_PASSAGE_:

(begin)

Here’s a pair of AP reports featured in yesterday morning’s Daily Star.
Secretary of State Rex Tillerson to Africa on a damage-control mission for Trump.
WASHINGTON (AP) — As far as Africa’s concerned, U.S. Secretary of State Rex Tillerson and the Trump administration have some explaining to do.
President Donald Trump’s description of “shithole countries” in January was greeted with a mix of horror and outrage in Africa, where many don’t know what to think about the U.S. president — or what he thinks of them. He’s rarely spoken about priorities for the continent, which garnered a mere seven paragraphs on the very last pages of Trump’s National Security Strategy.
It falls to Tillerson to mend the damage as he travels to the continent on Tuesday, becoming the most senior U.S. official to set foot there since Trump took office more than a year ago.

(end)

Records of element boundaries
(begin)

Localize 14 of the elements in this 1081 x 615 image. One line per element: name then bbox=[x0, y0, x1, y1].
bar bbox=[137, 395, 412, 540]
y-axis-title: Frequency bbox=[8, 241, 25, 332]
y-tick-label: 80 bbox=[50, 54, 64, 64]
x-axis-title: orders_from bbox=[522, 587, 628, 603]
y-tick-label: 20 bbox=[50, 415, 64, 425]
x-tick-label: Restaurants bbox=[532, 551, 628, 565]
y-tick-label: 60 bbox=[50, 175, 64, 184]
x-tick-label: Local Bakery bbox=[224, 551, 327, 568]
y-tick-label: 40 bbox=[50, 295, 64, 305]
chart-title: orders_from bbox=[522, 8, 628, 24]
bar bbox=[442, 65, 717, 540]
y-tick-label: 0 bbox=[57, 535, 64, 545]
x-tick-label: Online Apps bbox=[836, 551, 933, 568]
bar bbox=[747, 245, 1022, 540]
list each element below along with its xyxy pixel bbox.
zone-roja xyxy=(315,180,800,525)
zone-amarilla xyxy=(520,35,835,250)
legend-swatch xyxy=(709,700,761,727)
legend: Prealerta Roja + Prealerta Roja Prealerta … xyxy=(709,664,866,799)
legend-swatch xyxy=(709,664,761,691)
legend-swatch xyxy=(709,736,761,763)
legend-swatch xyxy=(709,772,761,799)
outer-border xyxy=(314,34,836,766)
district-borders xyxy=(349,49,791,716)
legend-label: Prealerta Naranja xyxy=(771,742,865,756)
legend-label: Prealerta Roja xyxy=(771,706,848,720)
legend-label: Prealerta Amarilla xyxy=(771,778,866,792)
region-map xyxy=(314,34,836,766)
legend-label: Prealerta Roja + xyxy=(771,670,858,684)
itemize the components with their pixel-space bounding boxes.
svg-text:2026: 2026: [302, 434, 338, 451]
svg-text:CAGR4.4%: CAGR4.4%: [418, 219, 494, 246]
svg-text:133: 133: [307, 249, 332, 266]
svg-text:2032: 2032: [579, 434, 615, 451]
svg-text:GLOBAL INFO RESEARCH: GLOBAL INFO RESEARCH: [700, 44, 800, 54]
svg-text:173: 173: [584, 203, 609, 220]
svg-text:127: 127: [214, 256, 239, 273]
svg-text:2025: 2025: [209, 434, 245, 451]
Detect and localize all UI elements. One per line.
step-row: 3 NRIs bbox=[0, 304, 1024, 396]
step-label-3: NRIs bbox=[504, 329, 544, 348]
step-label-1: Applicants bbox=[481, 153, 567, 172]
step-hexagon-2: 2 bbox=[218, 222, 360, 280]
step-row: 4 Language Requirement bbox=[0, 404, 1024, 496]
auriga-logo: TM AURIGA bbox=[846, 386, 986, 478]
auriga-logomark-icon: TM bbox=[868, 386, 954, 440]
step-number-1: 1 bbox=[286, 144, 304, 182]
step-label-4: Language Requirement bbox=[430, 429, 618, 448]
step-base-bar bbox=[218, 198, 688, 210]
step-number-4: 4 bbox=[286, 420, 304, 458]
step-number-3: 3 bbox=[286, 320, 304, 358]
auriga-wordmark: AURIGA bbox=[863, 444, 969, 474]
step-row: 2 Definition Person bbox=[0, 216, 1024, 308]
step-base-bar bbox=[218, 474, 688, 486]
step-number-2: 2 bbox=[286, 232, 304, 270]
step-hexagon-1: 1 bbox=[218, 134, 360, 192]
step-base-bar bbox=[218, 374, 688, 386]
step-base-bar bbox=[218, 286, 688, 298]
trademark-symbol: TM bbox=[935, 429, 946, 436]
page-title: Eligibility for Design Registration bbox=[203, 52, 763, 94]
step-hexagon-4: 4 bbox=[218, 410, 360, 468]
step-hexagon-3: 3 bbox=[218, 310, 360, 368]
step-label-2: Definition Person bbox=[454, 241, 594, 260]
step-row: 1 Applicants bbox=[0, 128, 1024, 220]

(end)

_WRITTEN EXERCISE A_:
Print the stretch of the Tillerson report from "WASHINGTON (AP) —" through "National Security Strategy.".
_WRITTEN EXERCISE B_:
Replace "Frequency" with "Count" in the stretch of the records from their first line through the line containing "legend: Prealerta Roja", and return only those lines.
The text and the records have no connection to each other.

_RIGHT ANSWER A_:
WASHINGTON (AP) — As far as Africa’s concerned, U.S. Secretary of State Rex Tillerson and the Trump administration have some explaining to do.
President Donald Trump’s description of “shithole countries” in January was greeted with a mix of horror and outrage in Africa, where many don’t know what to think about the U.S. president — or what he thinks of them. He’s rarely spoken about priorities for the continent, which garnered a mere seven paragraphs on the very last pages of Trump’s National Security Strategy.

_RIGHT ANSWER B_:
Localize 14 of the elements in this 1081 x 615 image. One line per element: name then bbox=[x0, y0, x1, y1].
bar bbox=[137, 395, 412, 540]
y-axis-title: Count bbox=[8, 241, 25, 332]
y-tick-label: 80 bbox=[50, 54, 64, 64]
x-axis-title: orders_from bbox=[522, 587, 628, 603]
y-tick-label: 20 bbox=[50, 415, 64, 425]
x-tick-label: Restaurants bbox=[532, 551, 628, 565]
y-tick-label: 60 bbox=[50, 175, 64, 184]
x-tick-label: Local Bakery bbox=[224, 551, 327, 568]
y-tick-label: 40 bbox=[50, 295, 64, 305]
chart-title: orders_from bbox=[522, 8, 628, 24]
bar bbox=[442, 65, 717, 540]
y-tick-label: 0 bbox=[57, 535, 64, 545]
x-tick-label: Online Apps bbox=[836, 551, 933, 568]
bar bbox=[747, 245, 1022, 540]
list each element below along with its xyxy pixel bbox.
zone-roja xyxy=(315,180,800,525)
zone-amarilla xyxy=(520,35,835,250)
legend-swatch xyxy=(709,700,761,727)
legend: Prealerta Roja + Prealerta Roja Prealerta … xyxy=(709,664,866,799)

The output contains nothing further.